**THE PROBLEM:** How many lines of these entries hold the string "Price"? Reply with the number alone.

**DATA SUPPLIED:**
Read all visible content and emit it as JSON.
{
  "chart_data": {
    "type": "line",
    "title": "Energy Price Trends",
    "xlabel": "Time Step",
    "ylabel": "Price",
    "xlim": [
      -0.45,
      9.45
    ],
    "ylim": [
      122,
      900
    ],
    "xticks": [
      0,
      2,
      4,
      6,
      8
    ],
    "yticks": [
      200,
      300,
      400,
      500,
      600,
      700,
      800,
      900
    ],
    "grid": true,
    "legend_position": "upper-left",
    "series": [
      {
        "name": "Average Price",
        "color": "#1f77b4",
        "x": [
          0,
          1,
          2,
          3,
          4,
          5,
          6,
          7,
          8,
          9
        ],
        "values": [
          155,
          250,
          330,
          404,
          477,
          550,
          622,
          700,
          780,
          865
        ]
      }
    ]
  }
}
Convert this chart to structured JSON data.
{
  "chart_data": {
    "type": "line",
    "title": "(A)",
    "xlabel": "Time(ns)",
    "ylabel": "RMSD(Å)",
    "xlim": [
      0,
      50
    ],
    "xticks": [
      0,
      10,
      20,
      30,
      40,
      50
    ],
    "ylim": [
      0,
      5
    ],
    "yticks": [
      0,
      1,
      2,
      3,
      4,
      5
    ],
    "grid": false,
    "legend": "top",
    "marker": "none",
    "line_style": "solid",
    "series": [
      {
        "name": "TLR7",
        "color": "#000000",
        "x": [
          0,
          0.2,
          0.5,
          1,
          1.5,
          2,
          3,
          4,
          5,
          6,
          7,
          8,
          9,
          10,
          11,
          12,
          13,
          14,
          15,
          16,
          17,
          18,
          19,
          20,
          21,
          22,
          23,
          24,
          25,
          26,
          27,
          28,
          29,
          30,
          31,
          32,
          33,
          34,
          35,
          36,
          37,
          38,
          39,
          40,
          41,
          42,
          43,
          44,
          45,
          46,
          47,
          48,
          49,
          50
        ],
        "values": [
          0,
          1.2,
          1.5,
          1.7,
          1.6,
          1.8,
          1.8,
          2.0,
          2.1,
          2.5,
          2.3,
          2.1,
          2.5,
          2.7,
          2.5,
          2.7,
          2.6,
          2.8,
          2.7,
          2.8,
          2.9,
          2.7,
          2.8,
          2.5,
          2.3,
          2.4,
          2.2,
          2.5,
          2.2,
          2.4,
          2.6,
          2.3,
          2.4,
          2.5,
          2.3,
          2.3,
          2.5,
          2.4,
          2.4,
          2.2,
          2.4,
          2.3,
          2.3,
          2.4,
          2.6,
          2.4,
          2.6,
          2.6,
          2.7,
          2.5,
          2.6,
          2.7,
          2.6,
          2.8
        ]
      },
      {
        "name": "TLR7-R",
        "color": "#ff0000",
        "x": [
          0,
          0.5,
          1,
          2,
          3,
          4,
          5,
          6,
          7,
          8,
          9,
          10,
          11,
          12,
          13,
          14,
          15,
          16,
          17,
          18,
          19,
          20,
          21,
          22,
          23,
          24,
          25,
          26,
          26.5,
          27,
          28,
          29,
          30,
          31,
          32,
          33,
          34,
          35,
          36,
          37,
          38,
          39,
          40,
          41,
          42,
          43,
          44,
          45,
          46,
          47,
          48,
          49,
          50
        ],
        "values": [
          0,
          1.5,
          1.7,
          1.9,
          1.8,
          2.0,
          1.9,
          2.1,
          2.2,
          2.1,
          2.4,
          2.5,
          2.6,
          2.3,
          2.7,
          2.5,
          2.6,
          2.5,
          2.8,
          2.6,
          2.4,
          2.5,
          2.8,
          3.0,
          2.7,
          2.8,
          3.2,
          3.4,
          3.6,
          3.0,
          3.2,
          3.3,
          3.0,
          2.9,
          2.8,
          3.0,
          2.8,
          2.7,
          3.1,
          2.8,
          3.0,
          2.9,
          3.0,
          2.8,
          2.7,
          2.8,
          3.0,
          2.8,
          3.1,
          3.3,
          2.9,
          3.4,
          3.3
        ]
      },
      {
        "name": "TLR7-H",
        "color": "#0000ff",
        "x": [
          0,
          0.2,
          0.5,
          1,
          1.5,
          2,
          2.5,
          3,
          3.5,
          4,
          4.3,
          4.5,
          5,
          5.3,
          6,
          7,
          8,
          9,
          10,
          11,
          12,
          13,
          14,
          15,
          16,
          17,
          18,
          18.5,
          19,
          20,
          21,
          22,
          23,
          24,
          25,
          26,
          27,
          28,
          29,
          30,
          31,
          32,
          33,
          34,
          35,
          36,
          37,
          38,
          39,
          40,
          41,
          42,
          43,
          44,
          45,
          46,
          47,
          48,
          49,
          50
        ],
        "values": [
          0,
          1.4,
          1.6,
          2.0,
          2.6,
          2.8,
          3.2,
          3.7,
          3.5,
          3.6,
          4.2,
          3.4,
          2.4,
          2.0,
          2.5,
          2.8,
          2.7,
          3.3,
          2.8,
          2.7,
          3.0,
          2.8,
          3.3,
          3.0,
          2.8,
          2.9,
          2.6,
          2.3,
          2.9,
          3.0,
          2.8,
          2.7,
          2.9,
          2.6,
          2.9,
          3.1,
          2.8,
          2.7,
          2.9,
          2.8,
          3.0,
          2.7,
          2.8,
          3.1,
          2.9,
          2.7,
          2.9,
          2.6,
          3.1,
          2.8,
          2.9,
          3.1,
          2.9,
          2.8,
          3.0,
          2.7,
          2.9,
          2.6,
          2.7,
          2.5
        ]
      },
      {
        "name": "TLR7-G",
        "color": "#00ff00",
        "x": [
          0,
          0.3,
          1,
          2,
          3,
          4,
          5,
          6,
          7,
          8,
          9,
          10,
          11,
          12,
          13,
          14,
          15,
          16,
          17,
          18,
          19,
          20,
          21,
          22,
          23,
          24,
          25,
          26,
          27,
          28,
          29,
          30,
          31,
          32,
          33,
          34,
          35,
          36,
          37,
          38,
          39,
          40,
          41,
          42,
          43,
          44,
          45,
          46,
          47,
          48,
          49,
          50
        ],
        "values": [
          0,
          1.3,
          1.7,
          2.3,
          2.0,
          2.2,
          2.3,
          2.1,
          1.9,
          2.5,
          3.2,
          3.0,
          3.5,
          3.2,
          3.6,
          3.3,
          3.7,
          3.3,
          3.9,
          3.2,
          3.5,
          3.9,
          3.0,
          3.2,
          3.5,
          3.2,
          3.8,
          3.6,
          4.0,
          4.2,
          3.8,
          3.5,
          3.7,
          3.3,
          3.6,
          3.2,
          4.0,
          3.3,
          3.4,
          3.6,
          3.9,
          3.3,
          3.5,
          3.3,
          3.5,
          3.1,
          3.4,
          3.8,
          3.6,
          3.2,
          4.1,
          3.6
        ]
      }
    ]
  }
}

**WRITTEN RESPONSE:** 3